__Objective__
Print every entry, word for word, and skip the images.

__Figure collection entries__

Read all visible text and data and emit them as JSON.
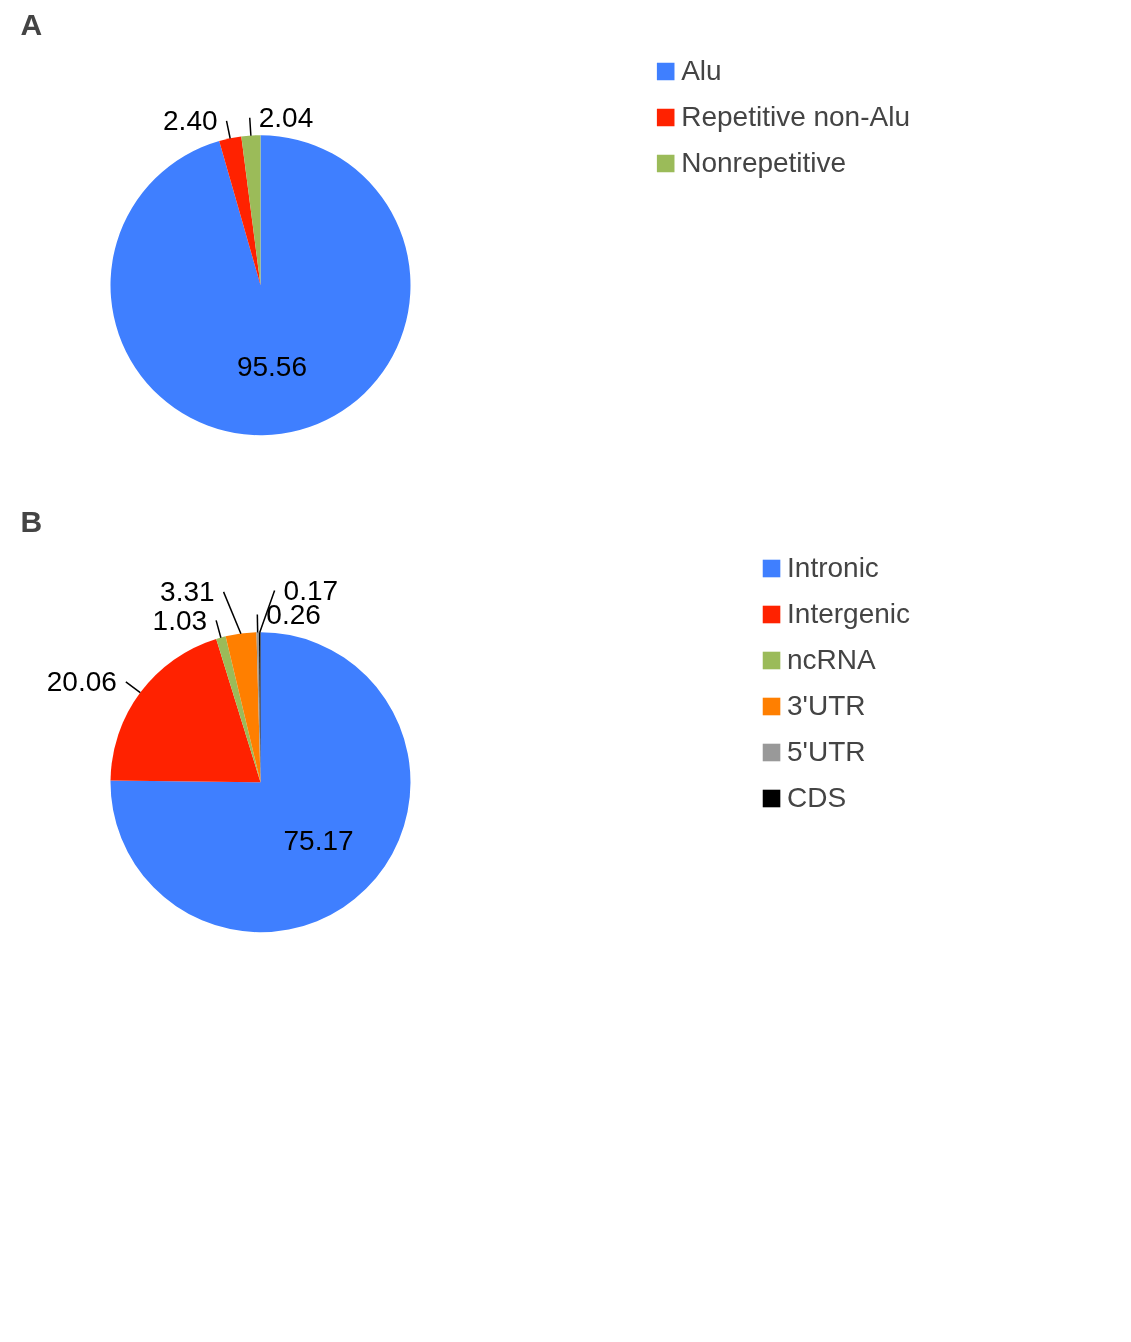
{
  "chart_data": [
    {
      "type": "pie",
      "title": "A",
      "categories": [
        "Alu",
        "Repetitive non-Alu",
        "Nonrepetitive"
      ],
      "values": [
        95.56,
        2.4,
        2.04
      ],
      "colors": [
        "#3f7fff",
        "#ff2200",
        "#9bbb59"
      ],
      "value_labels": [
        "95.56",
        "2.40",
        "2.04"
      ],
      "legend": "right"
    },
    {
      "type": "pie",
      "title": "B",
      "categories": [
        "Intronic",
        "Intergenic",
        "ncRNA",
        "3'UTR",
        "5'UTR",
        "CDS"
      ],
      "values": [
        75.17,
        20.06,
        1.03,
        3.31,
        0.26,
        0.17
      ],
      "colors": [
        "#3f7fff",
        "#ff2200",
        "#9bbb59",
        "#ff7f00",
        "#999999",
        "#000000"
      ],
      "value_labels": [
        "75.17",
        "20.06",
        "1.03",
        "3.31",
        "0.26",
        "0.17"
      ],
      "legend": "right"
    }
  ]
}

__Result for this exercise__
Read all visible text and data and emit them as JSON.
{
  "chart_data": [
    {
      "type": "pie",
      "title": "A",
      "categories": [
        "Alu",
        "Repetitive non-Alu",
        "Nonrepetitive"
      ],
      "values": [
        95.56,
        2.4,
        2.04
      ],
      "colors": [
        "#3f7fff",
        "#ff2200",
        "#9bbb59"
      ],
      "value_labels": [
        "95.56",
        "2.40",
        "2.04"
      ],
      "legend": "right"
    },
    {
      "type": "pie",
      "title": "B",
      "categories": [
        "Intronic",
        "Intergenic",
        "ncRNA",
        "3'UTR",
        "5'UTR",
        "CDS"
      ],
      "values": [
        75.17,
        20.06,
        1.03,
        3.31,
        0.26,
        0.17
      ],
      "colors": [
        "#3f7fff",
        "#ff2200",
        "#9bbb59",
        "#ff7f00",
        "#999999",
        "#000000"
      ],
      "value_labels": [
        "75.17",
        "20.06",
        "1.03",
        "3.31",
        "0.26",
        "0.17"
      ],
      "legend": "right"
    }
  ]
}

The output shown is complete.